═════ MATERIALS PROVIDED ═════

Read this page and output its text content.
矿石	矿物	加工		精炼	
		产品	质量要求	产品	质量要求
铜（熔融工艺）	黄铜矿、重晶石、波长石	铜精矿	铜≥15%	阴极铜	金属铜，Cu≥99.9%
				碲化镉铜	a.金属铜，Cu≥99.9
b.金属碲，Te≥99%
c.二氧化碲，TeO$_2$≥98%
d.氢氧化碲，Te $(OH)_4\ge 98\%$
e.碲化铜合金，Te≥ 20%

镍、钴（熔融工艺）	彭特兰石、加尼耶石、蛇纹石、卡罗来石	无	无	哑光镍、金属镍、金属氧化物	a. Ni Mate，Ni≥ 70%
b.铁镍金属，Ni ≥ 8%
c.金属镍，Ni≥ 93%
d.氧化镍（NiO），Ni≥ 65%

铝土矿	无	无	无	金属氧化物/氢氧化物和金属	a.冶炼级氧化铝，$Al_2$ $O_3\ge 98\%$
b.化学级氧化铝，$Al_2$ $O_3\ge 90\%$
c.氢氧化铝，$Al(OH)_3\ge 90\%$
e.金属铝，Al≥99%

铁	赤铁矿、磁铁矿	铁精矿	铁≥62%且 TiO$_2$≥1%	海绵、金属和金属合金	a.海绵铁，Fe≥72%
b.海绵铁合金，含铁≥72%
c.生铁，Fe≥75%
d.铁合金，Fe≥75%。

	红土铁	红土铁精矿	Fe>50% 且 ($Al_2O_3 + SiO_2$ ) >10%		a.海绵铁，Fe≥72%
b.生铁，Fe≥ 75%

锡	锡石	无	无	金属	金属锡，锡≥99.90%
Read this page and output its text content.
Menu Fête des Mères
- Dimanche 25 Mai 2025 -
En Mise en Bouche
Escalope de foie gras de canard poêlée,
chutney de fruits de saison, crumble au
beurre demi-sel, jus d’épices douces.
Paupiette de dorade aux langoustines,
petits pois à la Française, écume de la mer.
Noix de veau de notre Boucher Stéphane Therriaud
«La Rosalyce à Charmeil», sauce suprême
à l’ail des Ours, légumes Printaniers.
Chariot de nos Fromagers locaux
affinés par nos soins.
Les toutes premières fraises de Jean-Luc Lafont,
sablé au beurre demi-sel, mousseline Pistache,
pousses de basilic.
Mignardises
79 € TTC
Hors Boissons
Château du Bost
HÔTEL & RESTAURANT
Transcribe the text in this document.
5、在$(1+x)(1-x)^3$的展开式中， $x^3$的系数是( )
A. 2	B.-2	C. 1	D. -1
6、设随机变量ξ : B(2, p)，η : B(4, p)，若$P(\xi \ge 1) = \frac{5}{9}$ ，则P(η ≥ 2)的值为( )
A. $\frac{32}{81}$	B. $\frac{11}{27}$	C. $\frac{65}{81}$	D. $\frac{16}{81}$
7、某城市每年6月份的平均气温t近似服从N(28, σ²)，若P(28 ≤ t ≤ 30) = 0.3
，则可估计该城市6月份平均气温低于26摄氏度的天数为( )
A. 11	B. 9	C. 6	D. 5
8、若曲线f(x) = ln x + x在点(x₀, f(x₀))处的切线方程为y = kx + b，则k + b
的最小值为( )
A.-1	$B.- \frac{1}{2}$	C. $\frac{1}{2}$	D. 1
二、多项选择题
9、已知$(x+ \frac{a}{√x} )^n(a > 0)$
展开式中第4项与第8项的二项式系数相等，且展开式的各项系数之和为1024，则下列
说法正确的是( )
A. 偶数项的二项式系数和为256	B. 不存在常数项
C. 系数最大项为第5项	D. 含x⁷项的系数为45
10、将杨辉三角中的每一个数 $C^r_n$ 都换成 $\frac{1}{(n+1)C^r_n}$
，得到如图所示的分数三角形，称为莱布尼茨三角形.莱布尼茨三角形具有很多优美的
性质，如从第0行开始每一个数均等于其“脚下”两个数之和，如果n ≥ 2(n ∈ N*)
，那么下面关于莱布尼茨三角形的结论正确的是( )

═════

_WHAT IS REQUIRED_
Quote the lines of the listing above that run from the line with "Transcribe the text in this document." through its last line, both included, and nothing else.

_EXERCISE RESPONSE_
Transcribe the text in this document.
5、在$(1+x)(1-x)^3$的展开式中， $x^3$的系数是( )
A. 2	B.-2	C. 1	D. -1
6、设随机变量ξ : B(2, p)，η : B(4, p)，若$P(\xi \ge 1) = \frac{5}{9}$ ，则P(η ≥ 2)的值为( )
A. $\frac{32}{81}$	B. $\frac{11}{27}$	C. $\frac{65}{81}$	D. $\frac{16}{81}$
7、某城市每年6月份的平均气温t近似服从N(28, σ²)，若P(28 ≤ t ≤ 30) = 0.3
，则可估计该城市6月份平均气温低于26摄氏度的天数为( )
A. 11	B. 9	C. 6	D. 5
8、若曲线f(x) = ln x + x在点(x₀, f(x₀))处的切线方程为y = kx + b，则k + b
的最小值为( )
A.-1	$B.- \frac{1}{2}$	C. $\frac{1}{2}$	D. 1
二、多项选择题
9、已知$(x+ \frac{a}{√x} )^n(a > 0)$
展开式中第4项与第8项的二项式系数相等，且展开式的各项系数之和为1024，则下列
说法正确的是( )
A. 偶数项的二项式系数和为256	B. 不存在常数项
C. 系数最大项为第5项	D. 含x⁷项的系数为45
10、将杨辉三角中的每一个数 $C^r_n$ 都换成 $\frac{1}{(n+1)C^r_n}$
，得到如图所示的分数三角形，称为莱布尼茨三角形.莱布尼茨三角形具有很多优美的
性质，如从第0行开始每一个数均等于其“脚下”两个数之和，如果n ≥ 2(n ∈ N*)
，那么下面关于莱布尼茨三角形的结论正确的是( )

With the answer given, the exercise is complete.